# WHAT TO PRODUCE
Below is a listing to write out in full, exactly as given, without its pictures.

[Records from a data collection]
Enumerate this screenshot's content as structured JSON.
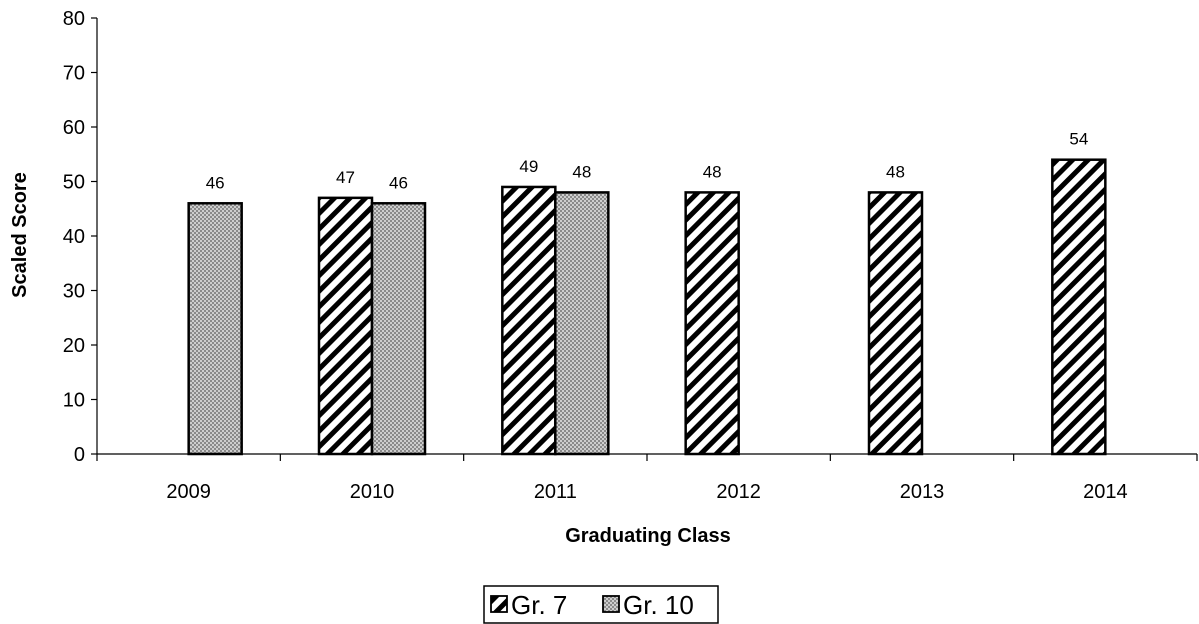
{
  "chart_data": {
    "type": "bar",
    "categories": [
      "2009",
      "2010",
      "2011",
      "2012",
      "2013",
      "2014"
    ],
    "series": [
      {
        "name": "Gr. 7",
        "values": [
          null,
          47,
          49,
          48,
          48,
          54
        ],
        "pattern": "diagonal-hatch"
      },
      {
        "name": "Gr. 10",
        "values": [
          46,
          46,
          48,
          null,
          null,
          null
        ],
        "pattern": "dotted-grey"
      }
    ],
    "data_labels": true,
    "title": "",
    "xlabel": "Graduating Class",
    "ylabel": "Scaled Score",
    "ylim": [
      0,
      80
    ],
    "yticks": [
      0,
      10,
      20,
      30,
      40,
      50,
      60,
      70,
      80
    ],
    "grid": false,
    "legend_position": "bottom"
  },
  "colors": {
    "bar_outline": "#000000",
    "hatch_line": "#000000",
    "dot_fill": "#888888",
    "background": "#ffffff"
  }
}
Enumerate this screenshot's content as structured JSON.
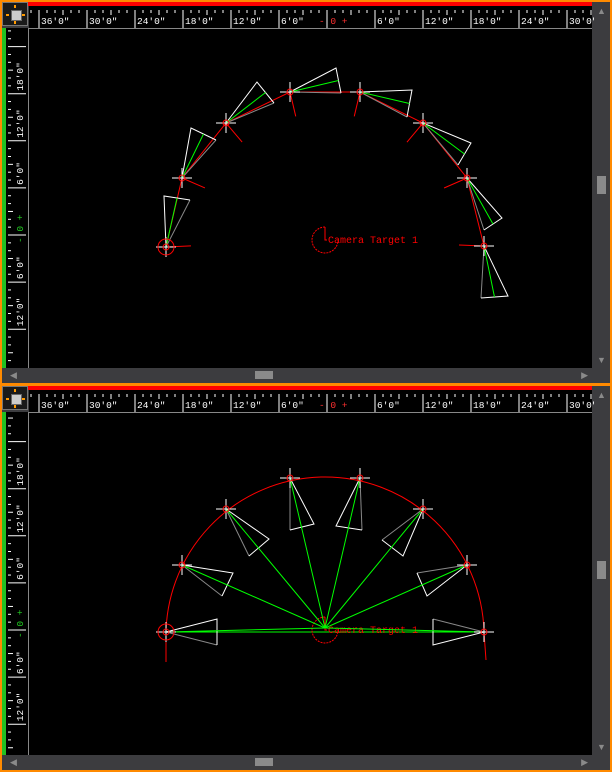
{
  "rulers": {
    "horizontal_labels": [
      "36'0\"",
      "30'0\"",
      "24'0\"",
      "18'0\"",
      "12'0\"",
      "6'0\"",
      "- 0 +",
      "6'0\"",
      "12'0\"",
      "18'0\"",
      "24'0\"",
      "30'0\""
    ],
    "vertical_labels": [
      "18'0\"",
      "12'0\"",
      "6'0\"",
      "- 0 +",
      "6'0\"",
      "12'0\""
    ]
  },
  "viewports": [
    {
      "name": "top",
      "target_label": "Camera Target 1"
    },
    {
      "name": "front",
      "target_label": "Camera Target 1"
    }
  ],
  "colors": {
    "border": "#ff8a00",
    "active_bar": "#ff0000",
    "origin": "#22c022",
    "camera_path": "#ff0000",
    "frustum": "#ffffff",
    "sight_line": "#00ff00"
  }
}
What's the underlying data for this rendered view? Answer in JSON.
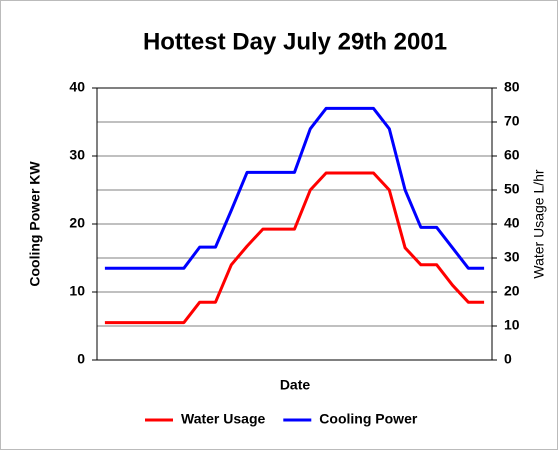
{
  "chart_data": {
    "type": "line",
    "title": "Hottest Day July 29th 2001",
    "x_label": "Date",
    "y_label": "Cooling Power KW",
    "y2_label": "Water Usage L/hr",
    "categories": [
      null,
      null,
      null,
      null,
      null,
      null,
      null,
      null,
      null,
      null,
      null,
      null,
      null,
      null,
      null,
      null,
      null,
      null,
      null,
      null,
      null,
      null,
      null,
      null,
      null
    ],
    "series": [
      {
        "name": "Water Usage",
        "color": "#ff0000",
        "axis": "y2",
        "values": [
          11,
          11,
          11,
          11,
          11,
          11,
          17,
          17,
          28,
          33.5,
          38.5,
          38.5,
          38.5,
          50,
          55,
          55,
          55,
          55,
          50,
          33,
          28,
          28,
          22,
          17,
          17
        ]
      },
      {
        "name": "Cooling Power",
        "color": "#0000ff",
        "values": [
          13.5,
          13.5,
          13.5,
          13.5,
          13.5,
          13.5,
          16.6,
          16.6,
          22,
          27.6,
          27.6,
          27.6,
          27.6,
          34,
          37,
          37,
          37,
          37,
          34,
          25,
          19.5,
          19.5,
          16.5,
          13.5,
          13.5
        ]
      }
    ],
    "ylim": [
      0,
      40
    ],
    "yticks": [
      0,
      10,
      20,
      30,
      40
    ],
    "y2lim": [
      0,
      80
    ],
    "y2ticks": [
      0,
      10,
      20,
      30,
      40,
      50,
      60,
      70,
      80
    ],
    "grid": true,
    "legend": "bottom"
  }
}
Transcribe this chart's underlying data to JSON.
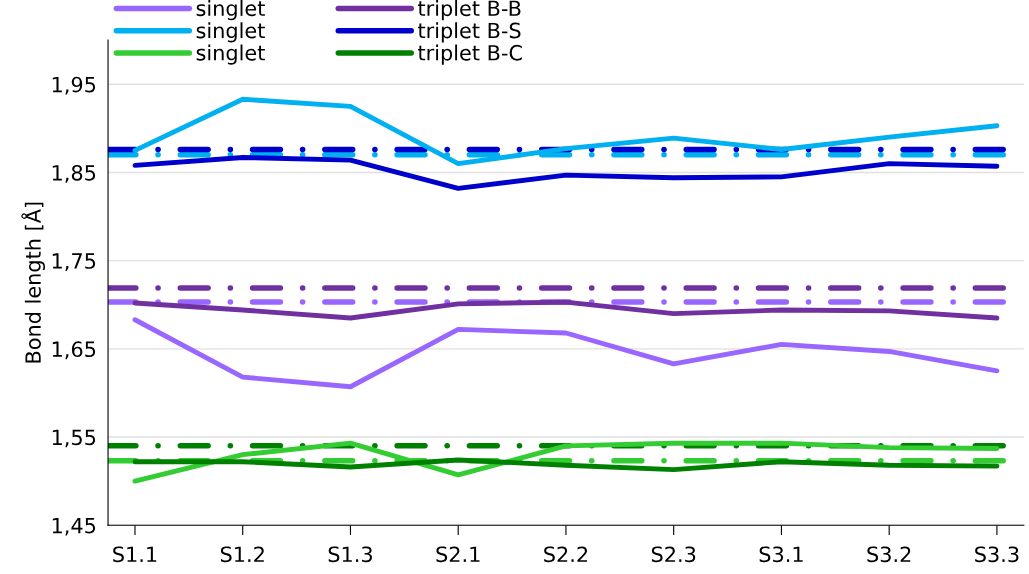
{
  "chart_data": {
    "type": "line",
    "ylabel": "Bond length [Å]",
    "categories": [
      "S1.1",
      "S1.2",
      "S1.3",
      "S2.1",
      "S2.2",
      "S2.3",
      "S3.1",
      "S3.2",
      "S3.3"
    ],
    "series": [
      {
        "name": "singlet",
        "color": "#9966ff",
        "values": [
          1.683,
          1.618,
          1.607,
          1.672,
          1.668,
          1.633,
          1.655,
          1.647,
          1.625
        ]
      },
      {
        "name": "singlet",
        "color": "#00b0f0",
        "values": [
          1.875,
          1.933,
          1.925,
          1.86,
          1.877,
          1.889,
          1.876,
          1.89,
          1.903
        ]
      },
      {
        "name": "singlet",
        "color": "#33cc33",
        "values": [
          1.5,
          1.53,
          1.543,
          1.507,
          1.54,
          1.543,
          1.543,
          1.538,
          1.537
        ]
      },
      {
        "name": "triplet B-B",
        "color": "#7030a0",
        "values": [
          1.702,
          1.694,
          1.685,
          1.701,
          1.703,
          1.69,
          1.694,
          1.693,
          1.685
        ]
      },
      {
        "name": "triplet B-S",
        "color": "#0000cc",
        "values": [
          1.858,
          1.867,
          1.864,
          1.832,
          1.847,
          1.844,
          1.845,
          1.86,
          1.857
        ]
      },
      {
        "name": "triplet B-C",
        "color": "#008000",
        "values": [
          1.522,
          1.522,
          1.516,
          1.524,
          1.518,
          1.513,
          1.522,
          1.518,
          1.517
        ]
      }
    ],
    "ref_lines": [
      {
        "axis": "y",
        "value": 1.703,
        "color": "#9966ff",
        "line_style": "dashdot"
      },
      {
        "axis": "y",
        "value": 1.87,
        "color": "#00b0f0",
        "line_style": "dashdot"
      },
      {
        "axis": "y",
        "value": 1.523,
        "color": "#33cc33",
        "line_style": "dashdot"
      },
      {
        "axis": "y",
        "value": 1.719,
        "color": "#7030a0",
        "line_style": "dashdot"
      },
      {
        "axis": "y",
        "value": 1.876,
        "color": "#0000cc",
        "line_style": "dashdot"
      },
      {
        "axis": "y",
        "value": 1.54,
        "color": "#008000",
        "line_style": "dashdot"
      }
    ],
    "ylim": [
      1.45,
      2.0
    ],
    "yticks": [
      {
        "value": 1.45,
        "label": "1,45"
      },
      {
        "value": 1.55,
        "label": "1,55"
      },
      {
        "value": 1.65,
        "label": "1,65"
      },
      {
        "value": 1.75,
        "label": "1,75"
      },
      {
        "value": 1.85,
        "label": "1,85"
      },
      {
        "value": 1.95,
        "label": "1,95"
      }
    ],
    "grid": "y",
    "legend": "top left",
    "marker": "none",
    "line_style": "solid"
  }
}
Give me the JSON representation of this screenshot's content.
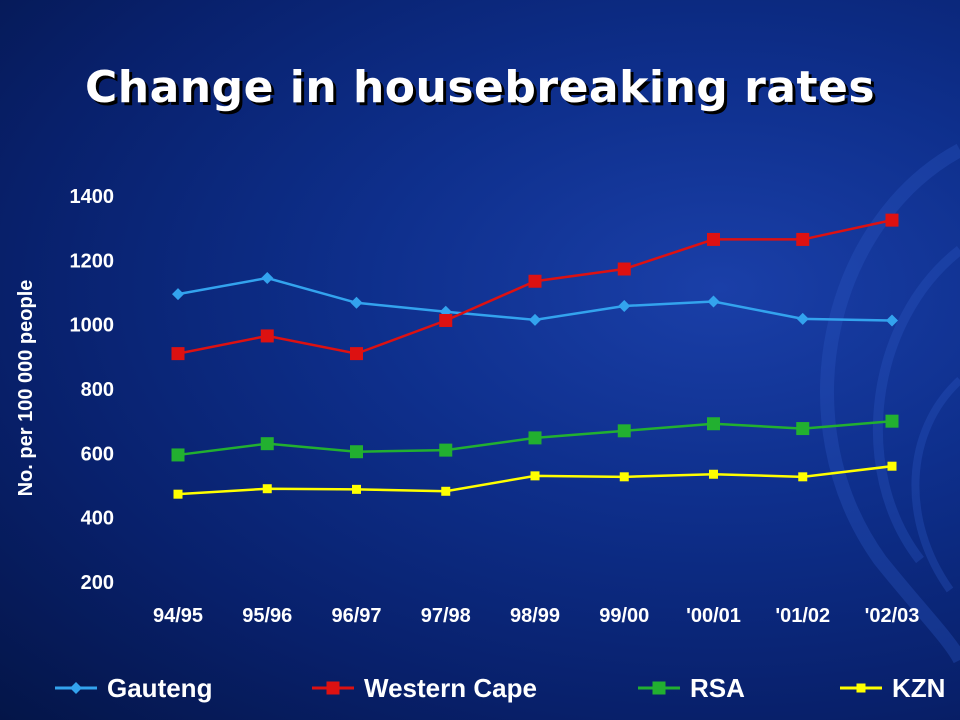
{
  "chart_data": {
    "type": "line",
    "title": "Change in housebreaking rates",
    "ylabel": "No. per 100 000 people",
    "xlabel": "",
    "categories": [
      "94/95",
      "95/96",
      "96/97",
      "97/98",
      "98/99",
      "99/00",
      "'00/01",
      "'01/02",
      "'02/03"
    ],
    "ylim": [
      200,
      1400
    ],
    "yticks": [
      200,
      400,
      600,
      800,
      1000,
      1200,
      1400
    ],
    "grid": false,
    "legend": "bottom",
    "series": [
      {
        "name": "Gauteng",
        "color": "#33a3ee",
        "marker": "diamond",
        "values": [
          1095,
          1145,
          1068,
          1040,
          1015,
          1058,
          1072,
          1018,
          1013
        ]
      },
      {
        "name": "Western Cape",
        "color": "#dd1111",
        "marker": "square",
        "values": [
          910,
          965,
          910,
          1013,
          1135,
          1173,
          1265,
          1265,
          1325
        ]
      },
      {
        "name": "RSA",
        "color": "#22b030",
        "marker": "square",
        "values": [
          595,
          630,
          605,
          610,
          648,
          670,
          692,
          677,
          700
        ]
      },
      {
        "name": "KZN",
        "color": "#ffff00",
        "marker": "small-square",
        "values": [
          473,
          490,
          488,
          482,
          530,
          527,
          535,
          527,
          560
        ]
      }
    ]
  }
}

# REPLY
Enumerate this screenshot's content as structured JSON.
{
  "chart_data": {
    "type": "bar",
    "categories": [
      "2009",
      "2010",
      "2011",
      "2012",
      "2013",
      "2014"
    ],
    "series": [
      {
        "name": "Gr. 7",
        "values": [
          null,
          47,
          49,
          48,
          48,
          54
        ],
        "pattern": "diagonal-hatch"
      },
      {
        "name": "Gr. 10",
        "values": [
          46,
          46,
          48,
          null,
          null,
          null
        ],
        "pattern": "dotted-grey"
      }
    ],
    "data_labels": true,
    "title": "",
    "xlabel": "Graduating Class",
    "ylabel": "Scaled Score",
    "ylim": [
      0,
      80
    ],
    "yticks": [
      0,
      10,
      20,
      30,
      40,
      50,
      60,
      70,
      80
    ],
    "grid": false,
    "legend_position": "bottom"
  },
  "colors": {
    "bar_outline": "#000000",
    "hatch_line": "#000000",
    "dot_fill": "#888888",
    "background": "#ffffff"
  }
}
Enumerate this screenshot's content as structured JSON.
{
  "rulers": {
    "horizontal_labels": [
      "36'0\"",
      "30'0\"",
      "24'0\"",
      "18'0\"",
      "12'0\"",
      "6'0\"",
      "- 0 +",
      "6'0\"",
      "12'0\"",
      "18'0\"",
      "24'0\"",
      "30'0\""
    ],
    "vertical_labels": [
      "18'0\"",
      "12'0\"",
      "6'0\"",
      "- 0 +",
      "6'0\"",
      "12'0\""
    ]
  },
  "viewports": [
    {
      "name": "top",
      "target_label": "Camera Target 1"
    },
    {
      "name": "front",
      "target_label": "Camera Target 1"
    }
  ],
  "colors": {
    "border": "#ff8a00",
    "active_bar": "#ff0000",
    "origin": "#22c022",
    "camera_path": "#ff0000",
    "frustum": "#ffffff",
    "sight_line": "#00ff00"
  }
}
What's the underlying data for this rendered view? Answer in JSON.
{
  "chart_data": {
    "type": "line",
    "title": "Hottest Day July 29th 2001",
    "x_label": "Date",
    "y_label": "Cooling Power KW",
    "y2_label": "Water Usage L/hr",
    "categories": [
      null,
      null,
      null,
      null,
      null,
      null,
      null,
      null,
      null,
      null,
      null,
      null,
      null,
      null,
      null,
      null,
      null,
      null,
      null,
      null,
      null,
      null,
      null,
      null,
      null
    ],
    "series": [
      {
        "name": "Water Usage",
        "color": "#ff0000",
        "axis": "y2",
        "values": [
          11,
          11,
          11,
          11,
          11,
          11,
          17,
          17,
          28,
          33.5,
          38.5,
          38.5,
          38.5,
          50,
          55,
          55,
          55,
          55,
          50,
          33,
          28,
          28,
          22,
          17,
          17
        ]
      },
      {
        "name": "Cooling Power",
        "color": "#0000ff",
        "values": [
          13.5,
          13.5,
          13.5,
          13.5,
          13.5,
          13.5,
          16.6,
          16.6,
          22,
          27.6,
          27.6,
          27.6,
          27.6,
          34,
          37,
          37,
          37,
          37,
          34,
          25,
          19.5,
          19.5,
          16.5,
          13.5,
          13.5
        ]
      }
    ],
    "ylim": [
      0,
      40
    ],
    "yticks": [
      0,
      10,
      20,
      30,
      40
    ],
    "y2lim": [
      0,
      80
    ],
    "y2ticks": [
      0,
      10,
      20,
      30,
      40,
      50,
      60,
      70,
      80
    ],
    "grid": true,
    "legend": "bottom"
  }
}
Transcribe this chart's underlying data to JSON.
{
  "chart_data": {
    "type": "line",
    "ylabel": "Bond length [Å]",
    "categories": [
      "S1.1",
      "S1.2",
      "S1.3",
      "S2.1",
      "S2.2",
      "S2.3",
      "S3.1",
      "S3.2",
      "S3.3"
    ],
    "series": [
      {
        "name": "singlet",
        "color": "#9966ff",
        "values": [
          1.683,
          1.618,
          1.607,
          1.672,
          1.668,
          1.633,
          1.655,
          1.647,
          1.625
        ]
      },
      {
        "name": "singlet",
        "color": "#00b0f0",
        "values": [
          1.875,
          1.933,
          1.925,
          1.86,
          1.877,
          1.889,
          1.876,
          1.89,
          1.903
        ]
      },
      {
        "name": "singlet",
        "color": "#33cc33",
        "values": [
          1.5,
          1.53,
          1.543,
          1.507,
          1.54,
          1.543,
          1.543,
          1.538,
          1.537
        ]
      },
      {
        "name": "triplet B-B",
        "color": "#7030a0",
        "values": [
          1.702,
          1.694,
          1.685,
          1.701,
          1.703,
          1.69,
          1.694,
          1.693,
          1.685
        ]
      },
      {
        "name": "triplet B-S",
        "color": "#0000cc",
        "values": [
          1.858,
          1.867,
          1.864,
          1.832,
          1.847,
          1.844,
          1.845,
          1.86,
          1.857
        ]
      },
      {
        "name": "triplet B-C",
        "color": "#008000",
        "values": [
          1.522,
          1.522,
          1.516,
          1.524,
          1.518,
          1.513,
          1.522,
          1.518,
          1.517
        ]
      }
    ],
    "ref_lines": [
      {
        "axis": "y",
        "value": 1.703,
        "color": "#9966ff",
        "line_style": "dashdot"
      },
      {
        "axis": "y",
        "value": 1.87,
        "color": "#00b0f0",
        "line_style": "dashdot"
      },
      {
        "axis": "y",
        "value": 1.523,
        "color": "#33cc33",
        "line_style": "dashdot"
      },
      {
        "axis": "y",
        "value": 1.719,
        "color": "#7030a0",
        "line_style": "dashdot"
      },
      {
        "axis": "y",
        "value": 1.876,
        "color": "#0000cc",
        "line_style": "dashdot"
      },
      {
        "axis": "y",
        "value": 1.54,
        "color": "#008000",
        "line_style": "dashdot"
      }
    ],
    "ylim": [
      1.45,
      2.0
    ],
    "yticks": [
      {
        "value": 1.45,
        "label": "1,45"
      },
      {
        "value": 1.55,
        "label": "1,55"
      },
      {
        "value": 1.65,
        "label": "1,65"
      },
      {
        "value": 1.75,
        "label": "1,75"
      },
      {
        "value": 1.85,
        "label": "1,85"
      },
      {
        "value": 1.95,
        "label": "1,95"
      }
    ],
    "grid": "y",
    "legend": "top left",
    "marker": "none",
    "line_style": "solid"
  }
}
Give me the JSON representation of this screenshot's content.
{
  "chart_data": {
    "type": "line",
    "title": "Change in housebreaking rates",
    "ylabel": "No. per 100 000 people",
    "xlabel": "",
    "categories": [
      "94/95",
      "95/96",
      "96/97",
      "97/98",
      "98/99",
      "99/00",
      "'00/01",
      "'01/02",
      "'02/03"
    ],
    "ylim": [
      200,
      1400
    ],
    "yticks": [
      200,
      400,
      600,
      800,
      1000,
      1200,
      1400
    ],
    "grid": false,
    "legend": "bottom",
    "series": [
      {
        "name": "Gauteng",
        "color": "#33a3ee",
        "marker": "diamond",
        "values": [
          1095,
          1145,
          1068,
          1040,
          1015,
          1058,
          1072,
          1018,
          1013
        ]
      },
      {
        "name": "Western Cape",
        "color": "#dd1111",
        "marker": "square",
        "values": [
          910,
          965,
          910,
          1013,
          1135,
          1173,
          1265,
          1265,
          1325
        ]
      },
      {
        "name": "RSA",
        "color": "#22b030",
        "marker": "square",
        "values": [
          595,
          630,
          605,
          610,
          648,
          670,
          692,
          677,
          700
        ]
      },
      {
        "name": "KZN",
        "color": "#ffff00",
        "marker": "small-square",
        "values": [
          473,
          490,
          488,
          482,
          530,
          527,
          535,
          527,
          560
        ]
      }
    ]
  }
}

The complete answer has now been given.